◆ **EXERCISE BRIEF**
Pick out each line of the records in which the word "semi" appears.

◆ **MATERIAL SHOWN**
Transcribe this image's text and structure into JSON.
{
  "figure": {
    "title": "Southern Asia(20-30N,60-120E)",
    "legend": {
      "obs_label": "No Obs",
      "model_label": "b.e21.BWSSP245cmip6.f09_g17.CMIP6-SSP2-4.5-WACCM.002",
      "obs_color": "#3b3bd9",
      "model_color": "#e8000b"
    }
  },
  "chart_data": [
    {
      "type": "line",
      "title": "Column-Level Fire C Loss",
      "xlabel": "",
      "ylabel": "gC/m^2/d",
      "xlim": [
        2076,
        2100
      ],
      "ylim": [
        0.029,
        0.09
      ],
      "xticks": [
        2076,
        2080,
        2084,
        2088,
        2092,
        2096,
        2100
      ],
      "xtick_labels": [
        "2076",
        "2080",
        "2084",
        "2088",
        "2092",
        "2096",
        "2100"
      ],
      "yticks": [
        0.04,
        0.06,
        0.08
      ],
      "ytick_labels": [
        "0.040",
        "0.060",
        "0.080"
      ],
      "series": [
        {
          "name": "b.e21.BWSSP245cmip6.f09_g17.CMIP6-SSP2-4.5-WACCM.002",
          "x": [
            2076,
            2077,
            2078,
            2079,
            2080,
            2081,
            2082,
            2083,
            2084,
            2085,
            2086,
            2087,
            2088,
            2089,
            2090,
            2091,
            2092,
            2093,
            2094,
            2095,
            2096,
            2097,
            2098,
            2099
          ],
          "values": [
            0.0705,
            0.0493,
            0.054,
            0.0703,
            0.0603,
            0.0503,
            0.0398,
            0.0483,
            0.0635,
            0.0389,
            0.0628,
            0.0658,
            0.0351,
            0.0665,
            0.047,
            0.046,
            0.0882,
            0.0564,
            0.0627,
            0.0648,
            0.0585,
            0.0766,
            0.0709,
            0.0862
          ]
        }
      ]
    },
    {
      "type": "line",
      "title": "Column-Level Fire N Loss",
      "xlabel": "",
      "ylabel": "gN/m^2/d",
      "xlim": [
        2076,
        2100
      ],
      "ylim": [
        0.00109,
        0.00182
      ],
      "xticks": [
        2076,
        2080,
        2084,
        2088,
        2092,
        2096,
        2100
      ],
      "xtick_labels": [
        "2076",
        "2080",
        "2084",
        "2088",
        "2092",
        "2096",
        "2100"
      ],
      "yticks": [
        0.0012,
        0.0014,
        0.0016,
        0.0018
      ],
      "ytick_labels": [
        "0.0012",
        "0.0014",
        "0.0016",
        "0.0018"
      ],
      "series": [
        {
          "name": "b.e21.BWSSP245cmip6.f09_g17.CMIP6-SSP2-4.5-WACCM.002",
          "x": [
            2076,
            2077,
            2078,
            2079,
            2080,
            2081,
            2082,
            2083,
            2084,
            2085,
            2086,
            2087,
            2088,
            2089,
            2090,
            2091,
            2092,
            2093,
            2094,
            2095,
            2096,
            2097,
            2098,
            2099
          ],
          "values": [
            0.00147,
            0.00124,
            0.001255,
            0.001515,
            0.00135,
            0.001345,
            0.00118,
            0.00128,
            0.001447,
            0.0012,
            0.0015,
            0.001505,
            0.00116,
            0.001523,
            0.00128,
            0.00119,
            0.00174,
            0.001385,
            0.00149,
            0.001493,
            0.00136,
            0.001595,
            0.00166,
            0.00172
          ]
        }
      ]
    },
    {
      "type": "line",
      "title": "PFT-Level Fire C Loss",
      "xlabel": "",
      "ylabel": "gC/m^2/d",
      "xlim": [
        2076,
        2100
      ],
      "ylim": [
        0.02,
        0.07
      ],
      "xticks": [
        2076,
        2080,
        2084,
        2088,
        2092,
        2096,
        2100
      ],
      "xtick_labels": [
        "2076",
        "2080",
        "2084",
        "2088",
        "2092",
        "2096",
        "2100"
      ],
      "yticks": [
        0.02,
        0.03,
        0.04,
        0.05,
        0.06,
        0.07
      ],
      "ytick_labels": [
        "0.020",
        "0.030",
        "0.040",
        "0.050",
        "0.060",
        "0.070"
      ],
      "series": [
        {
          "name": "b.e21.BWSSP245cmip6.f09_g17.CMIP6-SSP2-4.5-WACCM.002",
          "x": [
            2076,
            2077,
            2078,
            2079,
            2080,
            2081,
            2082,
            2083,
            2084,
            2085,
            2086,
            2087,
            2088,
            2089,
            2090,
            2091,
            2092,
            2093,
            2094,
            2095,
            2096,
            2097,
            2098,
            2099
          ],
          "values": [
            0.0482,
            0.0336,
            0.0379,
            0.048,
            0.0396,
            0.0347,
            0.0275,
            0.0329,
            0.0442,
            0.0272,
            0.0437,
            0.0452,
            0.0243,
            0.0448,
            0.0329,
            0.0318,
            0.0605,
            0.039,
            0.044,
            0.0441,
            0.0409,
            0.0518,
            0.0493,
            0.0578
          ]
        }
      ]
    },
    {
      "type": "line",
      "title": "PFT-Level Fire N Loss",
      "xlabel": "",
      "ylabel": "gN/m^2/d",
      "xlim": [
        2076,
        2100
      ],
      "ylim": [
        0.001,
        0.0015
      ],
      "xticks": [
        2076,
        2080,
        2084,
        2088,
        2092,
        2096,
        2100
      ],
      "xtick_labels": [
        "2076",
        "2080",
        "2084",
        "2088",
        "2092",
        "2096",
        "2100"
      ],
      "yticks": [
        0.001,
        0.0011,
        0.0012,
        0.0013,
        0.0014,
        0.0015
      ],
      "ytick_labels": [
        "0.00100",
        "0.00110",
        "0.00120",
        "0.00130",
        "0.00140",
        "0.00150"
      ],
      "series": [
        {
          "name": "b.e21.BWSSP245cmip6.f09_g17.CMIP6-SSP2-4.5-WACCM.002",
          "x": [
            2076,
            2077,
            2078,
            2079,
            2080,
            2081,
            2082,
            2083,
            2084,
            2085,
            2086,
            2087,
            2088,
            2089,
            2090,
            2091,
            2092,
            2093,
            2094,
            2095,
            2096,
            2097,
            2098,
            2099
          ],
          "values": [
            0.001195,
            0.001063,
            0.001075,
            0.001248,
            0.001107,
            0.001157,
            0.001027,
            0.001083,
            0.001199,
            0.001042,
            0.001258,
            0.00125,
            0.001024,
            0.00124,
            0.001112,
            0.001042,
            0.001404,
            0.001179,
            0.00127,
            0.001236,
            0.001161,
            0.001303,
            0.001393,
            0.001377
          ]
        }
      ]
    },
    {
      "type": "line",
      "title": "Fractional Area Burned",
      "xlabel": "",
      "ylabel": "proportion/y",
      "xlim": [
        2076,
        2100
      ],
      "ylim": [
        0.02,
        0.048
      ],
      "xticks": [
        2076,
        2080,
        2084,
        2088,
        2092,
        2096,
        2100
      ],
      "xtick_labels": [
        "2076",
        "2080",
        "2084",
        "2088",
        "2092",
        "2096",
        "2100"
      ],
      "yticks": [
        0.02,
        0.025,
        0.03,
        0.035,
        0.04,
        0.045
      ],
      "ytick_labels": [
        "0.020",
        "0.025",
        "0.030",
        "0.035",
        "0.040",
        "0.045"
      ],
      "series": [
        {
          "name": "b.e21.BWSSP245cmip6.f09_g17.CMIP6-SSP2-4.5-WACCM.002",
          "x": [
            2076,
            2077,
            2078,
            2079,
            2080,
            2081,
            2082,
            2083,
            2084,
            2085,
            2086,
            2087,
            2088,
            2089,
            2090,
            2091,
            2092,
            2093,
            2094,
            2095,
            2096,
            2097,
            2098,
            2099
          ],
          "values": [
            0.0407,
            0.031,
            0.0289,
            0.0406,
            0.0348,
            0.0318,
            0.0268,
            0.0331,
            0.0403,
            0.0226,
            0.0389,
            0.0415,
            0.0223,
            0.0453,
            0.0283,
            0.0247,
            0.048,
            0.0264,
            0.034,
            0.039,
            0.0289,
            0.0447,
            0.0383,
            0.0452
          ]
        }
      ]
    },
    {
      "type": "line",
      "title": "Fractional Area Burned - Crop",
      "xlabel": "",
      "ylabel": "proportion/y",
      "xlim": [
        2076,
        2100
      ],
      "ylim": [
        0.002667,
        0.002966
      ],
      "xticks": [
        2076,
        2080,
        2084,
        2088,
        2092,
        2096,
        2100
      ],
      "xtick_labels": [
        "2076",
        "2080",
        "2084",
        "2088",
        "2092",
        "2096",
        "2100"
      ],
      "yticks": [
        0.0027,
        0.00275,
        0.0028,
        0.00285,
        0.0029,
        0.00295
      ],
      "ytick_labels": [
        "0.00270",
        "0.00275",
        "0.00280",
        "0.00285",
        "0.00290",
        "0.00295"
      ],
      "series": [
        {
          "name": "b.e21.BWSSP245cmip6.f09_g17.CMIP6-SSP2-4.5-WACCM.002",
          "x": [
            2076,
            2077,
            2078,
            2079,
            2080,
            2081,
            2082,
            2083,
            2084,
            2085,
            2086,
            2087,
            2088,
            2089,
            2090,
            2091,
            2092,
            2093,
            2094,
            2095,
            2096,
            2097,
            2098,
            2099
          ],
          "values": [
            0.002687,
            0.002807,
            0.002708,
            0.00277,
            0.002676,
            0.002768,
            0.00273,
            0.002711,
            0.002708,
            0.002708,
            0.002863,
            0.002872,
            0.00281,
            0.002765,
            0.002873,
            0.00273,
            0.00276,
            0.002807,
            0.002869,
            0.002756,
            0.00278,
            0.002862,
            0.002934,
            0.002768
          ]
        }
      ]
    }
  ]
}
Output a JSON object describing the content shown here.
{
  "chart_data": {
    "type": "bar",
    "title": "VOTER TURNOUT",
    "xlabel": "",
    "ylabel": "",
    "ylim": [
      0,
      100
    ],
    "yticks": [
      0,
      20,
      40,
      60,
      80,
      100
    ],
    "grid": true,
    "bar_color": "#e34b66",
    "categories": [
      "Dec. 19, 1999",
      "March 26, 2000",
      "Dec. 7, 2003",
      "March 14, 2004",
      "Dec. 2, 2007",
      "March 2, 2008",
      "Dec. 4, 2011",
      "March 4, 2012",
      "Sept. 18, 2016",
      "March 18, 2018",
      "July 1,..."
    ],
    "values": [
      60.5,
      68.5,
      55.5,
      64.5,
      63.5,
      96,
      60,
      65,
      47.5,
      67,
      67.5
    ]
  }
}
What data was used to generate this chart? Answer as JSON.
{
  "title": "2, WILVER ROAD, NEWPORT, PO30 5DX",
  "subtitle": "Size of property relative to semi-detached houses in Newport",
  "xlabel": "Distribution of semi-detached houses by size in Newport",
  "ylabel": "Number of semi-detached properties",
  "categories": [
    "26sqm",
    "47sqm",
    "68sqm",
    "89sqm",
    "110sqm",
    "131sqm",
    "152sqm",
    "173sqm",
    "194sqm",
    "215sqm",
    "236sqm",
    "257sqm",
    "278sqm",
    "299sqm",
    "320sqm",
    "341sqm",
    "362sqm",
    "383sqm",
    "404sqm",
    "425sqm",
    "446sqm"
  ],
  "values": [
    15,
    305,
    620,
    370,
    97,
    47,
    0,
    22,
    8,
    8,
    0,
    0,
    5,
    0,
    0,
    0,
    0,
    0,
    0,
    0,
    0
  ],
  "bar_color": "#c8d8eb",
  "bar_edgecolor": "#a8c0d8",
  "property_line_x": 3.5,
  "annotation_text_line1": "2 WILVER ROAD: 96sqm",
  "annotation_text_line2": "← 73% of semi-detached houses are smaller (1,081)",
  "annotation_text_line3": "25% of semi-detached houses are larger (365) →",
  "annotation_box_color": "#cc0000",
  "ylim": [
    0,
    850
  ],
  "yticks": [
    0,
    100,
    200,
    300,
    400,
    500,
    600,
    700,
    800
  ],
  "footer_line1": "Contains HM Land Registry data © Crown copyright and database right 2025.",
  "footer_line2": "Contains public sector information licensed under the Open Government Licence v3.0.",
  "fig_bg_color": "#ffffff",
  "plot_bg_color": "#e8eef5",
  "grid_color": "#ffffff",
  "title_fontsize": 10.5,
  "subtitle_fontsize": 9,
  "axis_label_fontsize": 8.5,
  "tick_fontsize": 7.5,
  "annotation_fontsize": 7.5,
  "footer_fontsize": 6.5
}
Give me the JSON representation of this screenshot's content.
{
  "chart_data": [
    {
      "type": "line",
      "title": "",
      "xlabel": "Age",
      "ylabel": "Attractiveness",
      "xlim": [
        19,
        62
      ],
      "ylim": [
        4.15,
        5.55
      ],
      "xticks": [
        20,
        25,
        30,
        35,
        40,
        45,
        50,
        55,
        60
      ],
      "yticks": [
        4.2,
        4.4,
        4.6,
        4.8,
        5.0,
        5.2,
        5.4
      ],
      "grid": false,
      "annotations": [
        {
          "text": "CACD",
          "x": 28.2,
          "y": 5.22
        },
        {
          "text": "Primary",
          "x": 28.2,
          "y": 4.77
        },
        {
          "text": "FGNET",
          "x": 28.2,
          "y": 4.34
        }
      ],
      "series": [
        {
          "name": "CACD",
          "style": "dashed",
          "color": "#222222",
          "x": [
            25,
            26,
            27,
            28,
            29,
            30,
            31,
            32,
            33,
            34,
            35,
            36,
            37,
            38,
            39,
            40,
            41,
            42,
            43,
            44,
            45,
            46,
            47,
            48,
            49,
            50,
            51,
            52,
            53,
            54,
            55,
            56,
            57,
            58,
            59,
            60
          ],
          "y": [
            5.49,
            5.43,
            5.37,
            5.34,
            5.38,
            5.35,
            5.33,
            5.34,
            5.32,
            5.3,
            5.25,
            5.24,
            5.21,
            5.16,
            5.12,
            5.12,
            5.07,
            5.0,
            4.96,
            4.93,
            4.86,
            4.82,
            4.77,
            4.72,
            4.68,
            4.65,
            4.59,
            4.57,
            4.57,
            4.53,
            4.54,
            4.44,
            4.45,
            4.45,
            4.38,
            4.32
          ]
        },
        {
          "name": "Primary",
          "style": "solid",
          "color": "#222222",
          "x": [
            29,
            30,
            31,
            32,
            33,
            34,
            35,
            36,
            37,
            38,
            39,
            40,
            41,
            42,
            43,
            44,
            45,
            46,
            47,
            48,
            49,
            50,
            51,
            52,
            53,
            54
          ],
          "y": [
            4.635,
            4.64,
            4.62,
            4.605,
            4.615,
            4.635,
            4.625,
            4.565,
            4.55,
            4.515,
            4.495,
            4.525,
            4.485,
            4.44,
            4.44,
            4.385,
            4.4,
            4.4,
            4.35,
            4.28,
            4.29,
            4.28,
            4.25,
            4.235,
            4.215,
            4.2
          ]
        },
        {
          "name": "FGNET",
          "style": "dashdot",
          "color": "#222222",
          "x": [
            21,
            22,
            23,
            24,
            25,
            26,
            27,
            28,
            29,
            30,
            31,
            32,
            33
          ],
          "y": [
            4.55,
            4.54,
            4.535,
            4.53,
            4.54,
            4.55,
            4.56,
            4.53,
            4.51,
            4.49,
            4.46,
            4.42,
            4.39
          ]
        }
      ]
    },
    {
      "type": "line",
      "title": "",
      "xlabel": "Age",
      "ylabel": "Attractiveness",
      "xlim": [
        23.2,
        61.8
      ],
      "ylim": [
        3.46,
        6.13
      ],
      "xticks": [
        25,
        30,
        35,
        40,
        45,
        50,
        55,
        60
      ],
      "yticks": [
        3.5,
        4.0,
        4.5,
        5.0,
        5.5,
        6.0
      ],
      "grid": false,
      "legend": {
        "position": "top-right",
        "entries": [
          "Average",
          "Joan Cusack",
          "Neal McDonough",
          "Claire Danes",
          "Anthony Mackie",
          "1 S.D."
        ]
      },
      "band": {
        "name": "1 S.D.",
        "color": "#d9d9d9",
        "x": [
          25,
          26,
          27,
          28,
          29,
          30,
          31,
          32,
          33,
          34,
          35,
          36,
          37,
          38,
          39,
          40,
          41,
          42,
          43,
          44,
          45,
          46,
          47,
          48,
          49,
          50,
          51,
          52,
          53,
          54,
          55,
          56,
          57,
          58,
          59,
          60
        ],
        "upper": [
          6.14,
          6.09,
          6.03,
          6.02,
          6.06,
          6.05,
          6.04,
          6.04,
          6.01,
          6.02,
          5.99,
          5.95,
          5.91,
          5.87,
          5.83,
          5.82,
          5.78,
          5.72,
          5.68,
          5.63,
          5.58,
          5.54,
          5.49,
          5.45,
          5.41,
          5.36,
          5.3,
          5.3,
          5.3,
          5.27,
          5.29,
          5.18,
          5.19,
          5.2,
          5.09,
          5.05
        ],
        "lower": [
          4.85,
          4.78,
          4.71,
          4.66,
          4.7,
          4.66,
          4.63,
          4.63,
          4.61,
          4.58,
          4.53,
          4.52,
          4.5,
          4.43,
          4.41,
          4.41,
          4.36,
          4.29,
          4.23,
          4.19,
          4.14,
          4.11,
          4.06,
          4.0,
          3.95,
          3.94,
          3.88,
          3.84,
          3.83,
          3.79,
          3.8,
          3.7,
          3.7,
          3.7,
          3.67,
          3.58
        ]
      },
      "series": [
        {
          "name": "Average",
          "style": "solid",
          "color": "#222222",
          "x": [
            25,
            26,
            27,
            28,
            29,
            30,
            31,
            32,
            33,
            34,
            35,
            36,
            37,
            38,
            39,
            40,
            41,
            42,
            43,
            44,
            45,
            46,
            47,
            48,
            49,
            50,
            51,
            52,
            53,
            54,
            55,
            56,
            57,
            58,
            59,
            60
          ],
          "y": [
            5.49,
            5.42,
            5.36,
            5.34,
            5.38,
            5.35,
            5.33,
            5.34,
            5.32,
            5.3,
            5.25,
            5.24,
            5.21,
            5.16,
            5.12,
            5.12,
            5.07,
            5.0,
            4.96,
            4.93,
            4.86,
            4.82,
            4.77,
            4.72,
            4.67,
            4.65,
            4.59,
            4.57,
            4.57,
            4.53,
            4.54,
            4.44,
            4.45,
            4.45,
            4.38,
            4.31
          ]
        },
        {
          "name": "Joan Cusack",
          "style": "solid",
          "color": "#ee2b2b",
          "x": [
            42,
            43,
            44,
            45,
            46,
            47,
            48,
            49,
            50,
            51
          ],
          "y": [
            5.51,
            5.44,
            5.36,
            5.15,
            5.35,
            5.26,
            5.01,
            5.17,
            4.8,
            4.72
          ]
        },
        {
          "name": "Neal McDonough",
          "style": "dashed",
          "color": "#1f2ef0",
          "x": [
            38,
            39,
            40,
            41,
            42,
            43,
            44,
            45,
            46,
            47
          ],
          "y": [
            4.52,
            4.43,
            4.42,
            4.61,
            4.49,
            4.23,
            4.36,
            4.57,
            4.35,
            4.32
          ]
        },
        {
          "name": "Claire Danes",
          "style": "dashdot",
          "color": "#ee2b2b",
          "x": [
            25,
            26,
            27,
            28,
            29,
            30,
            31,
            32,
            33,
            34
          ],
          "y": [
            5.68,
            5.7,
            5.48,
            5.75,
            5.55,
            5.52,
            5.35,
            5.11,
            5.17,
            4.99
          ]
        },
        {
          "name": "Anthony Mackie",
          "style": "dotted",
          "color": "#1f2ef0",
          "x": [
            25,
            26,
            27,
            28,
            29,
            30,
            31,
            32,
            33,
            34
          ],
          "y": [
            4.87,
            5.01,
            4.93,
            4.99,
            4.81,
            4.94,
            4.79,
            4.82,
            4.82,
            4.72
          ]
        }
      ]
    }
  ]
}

◆ **EXERCISE OUTPUT**
  "subtitle": "Size of property relative to semi-detached houses in Newport",
  "xlabel": "Distribution of semi-detached houses by size in Newport",
  "ylabel": "Number of semi-detached properties",
  "annotation_text_line2": "← 73% of semi-detached houses are smaller (1,081)",
  "annotation_text_line3": "25% of semi-detached houses are larger (365) →",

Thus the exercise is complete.